TO BE DONE. Copy out every line exactly, passing over the pictures.

RECORDED DATA.

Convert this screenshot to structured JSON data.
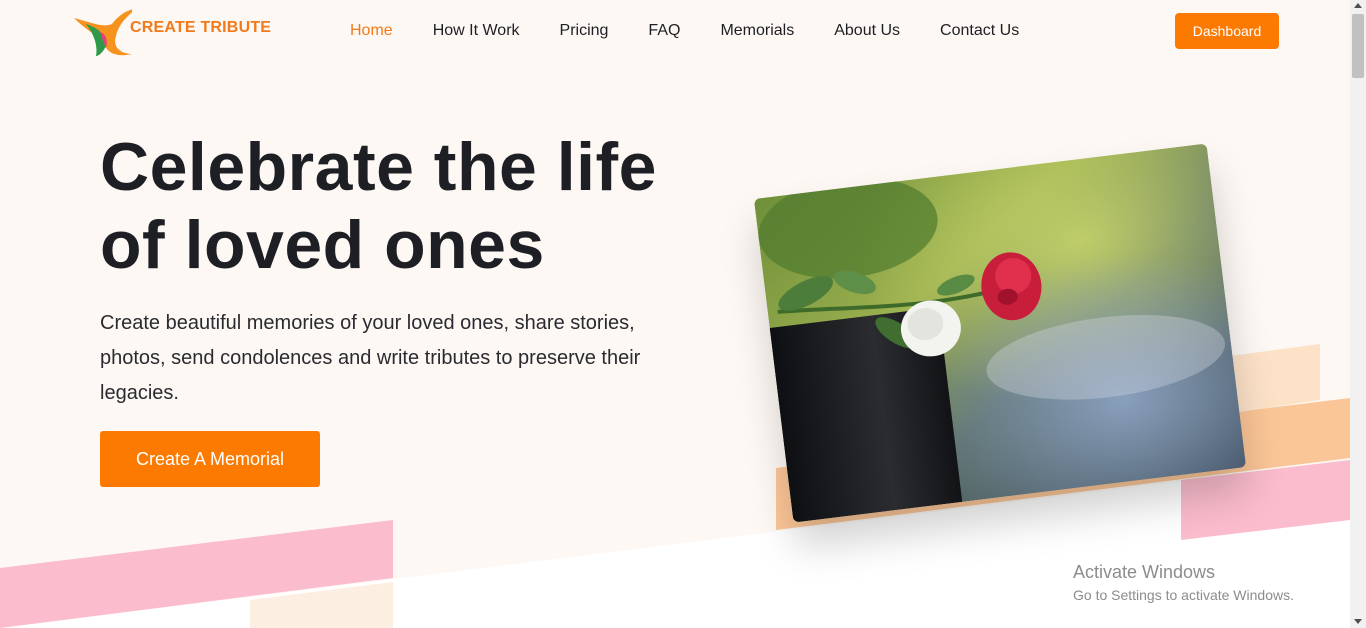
{
  "header": {
    "logo_text": "CREATE TRIBUTE",
    "nav": [
      {
        "label": "Home",
        "active": true
      },
      {
        "label": "How It Work"
      },
      {
        "label": "Pricing"
      },
      {
        "label": "FAQ"
      },
      {
        "label": "Memorials"
      },
      {
        "label": "About Us"
      },
      {
        "label": "Contact Us"
      }
    ],
    "dashboard_label": "Dashboard"
  },
  "hero": {
    "title_line1": "Celebrate the life",
    "title_line2": "of loved ones",
    "subtitle": "Create beautiful memories of your loved ones, share stories, photos, send condolences and write tributes to preserve their legacies.",
    "cta_label": "Create A Memorial"
  },
  "watermark": {
    "line1": "Activate Windows",
    "line2": "Go to Settings to activate Windows."
  },
  "colors": {
    "accent": "#fd7a01",
    "background": "#fdf8f4",
    "pink": "#fbbccd",
    "peach": "#fbc697"
  }
}
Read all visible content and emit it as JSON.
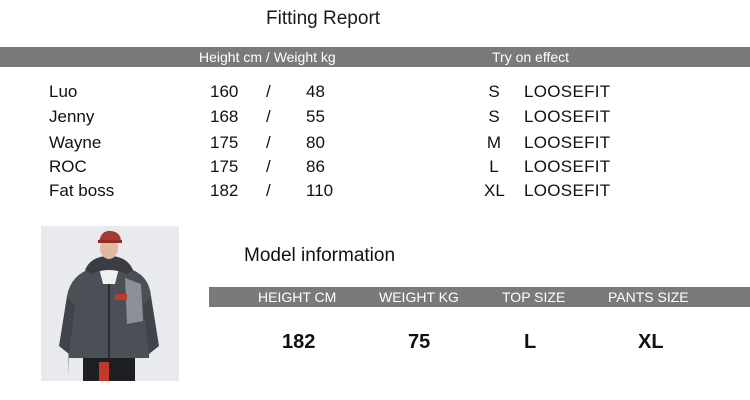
{
  "fitting_report": {
    "title": "Fitting Report",
    "header_left": "Height cm / Weight kg",
    "header_right": "Try on effect",
    "separator": "/",
    "rows": [
      {
        "name": "Luo",
        "height": "160",
        "weight": "48",
        "size": "S",
        "fit": "LOOSEFIT"
      },
      {
        "name": "Jenny",
        "height": "168",
        "weight": "55",
        "size": "S",
        "fit": "LOOSEFIT"
      },
      {
        "name": "Wayne",
        "height": "175",
        "weight": "80",
        "size": "M",
        "fit": "LOOSEFIT"
      },
      {
        "name": "ROC",
        "height": "175",
        "weight": "86",
        "size": "L",
        "fit": "LOOSEFIT"
      },
      {
        "name": "Fat boss",
        "height": "182",
        "weight": "110",
        "size": "XL",
        "fit": "LOOSEFIT"
      }
    ]
  },
  "model_information": {
    "title": "Model information",
    "headers": [
      "HEIGHT CM",
      "WEIGHT KG",
      "TOP SIZE",
      "PANTS SIZE"
    ],
    "values": [
      "182",
      "75",
      "L",
      "XL"
    ]
  },
  "colors": {
    "header_bar": "#7a7a7a",
    "jacket": "#4b4f56",
    "accent": "#c0392b"
  }
}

RESPONSE.
Convert this screenshot to structured JSON data.
{
  "header": {
    "logo_text": "CREATE TRIBUTE",
    "nav": [
      {
        "label": "Home",
        "active": true
      },
      {
        "label": "How It Work"
      },
      {
        "label": "Pricing"
      },
      {
        "label": "FAQ"
      },
      {
        "label": "Memorials"
      },
      {
        "label": "About Us"
      },
      {
        "label": "Contact Us"
      }
    ],
    "dashboard_label": "Dashboard"
  },
  "hero": {
    "title_line1": "Celebrate the life",
    "title_line2": "of loved ones",
    "subtitle": "Create beautiful memories of your loved ones, share stories, photos, send condolences and write tributes to preserve their legacies.",
    "cta_label": "Create A Memorial"
  },
  "watermark": {
    "line1": "Activate Windows",
    "line2": "Go to Settings to activate Windows."
  },
  "colors": {
    "accent": "#fd7a01",
    "background": "#fdf8f4",
    "pink": "#fbbccd",
    "peach": "#fbc697"
  }
}
Read all visible content and emit it as JSON.
{
  "fitting_report": {
    "title": "Fitting Report",
    "header_left": "Height cm / Weight kg",
    "header_right": "Try on effect",
    "separator": "/",
    "rows": [
      {
        "name": "Luo",
        "height": "160",
        "weight": "48",
        "size": "S",
        "fit": "LOOSEFIT"
      },
      {
        "name": "Jenny",
        "height": "168",
        "weight": "55",
        "size": "S",
        "fit": "LOOSEFIT"
      },
      {
        "name": "Wayne",
        "height": "175",
        "weight": "80",
        "size": "M",
        "fit": "LOOSEFIT"
      },
      {
        "name": "ROC",
        "height": "175",
        "weight": "86",
        "size": "L",
        "fit": "LOOSEFIT"
      },
      {
        "name": "Fat boss",
        "height": "182",
        "weight": "110",
        "size": "XL",
        "fit": "LOOSEFIT"
      }
    ]
  },
  "model_information": {
    "title": "Model information",
    "headers": [
      "HEIGHT CM",
      "WEIGHT KG",
      "TOP SIZE",
      "PANTS SIZE"
    ],
    "values": [
      "182",
      "75",
      "L",
      "XL"
    ]
  },
  "colors": {
    "header_bar": "#7a7a7a",
    "jacket": "#4b4f56",
    "accent": "#c0392b"
  }
}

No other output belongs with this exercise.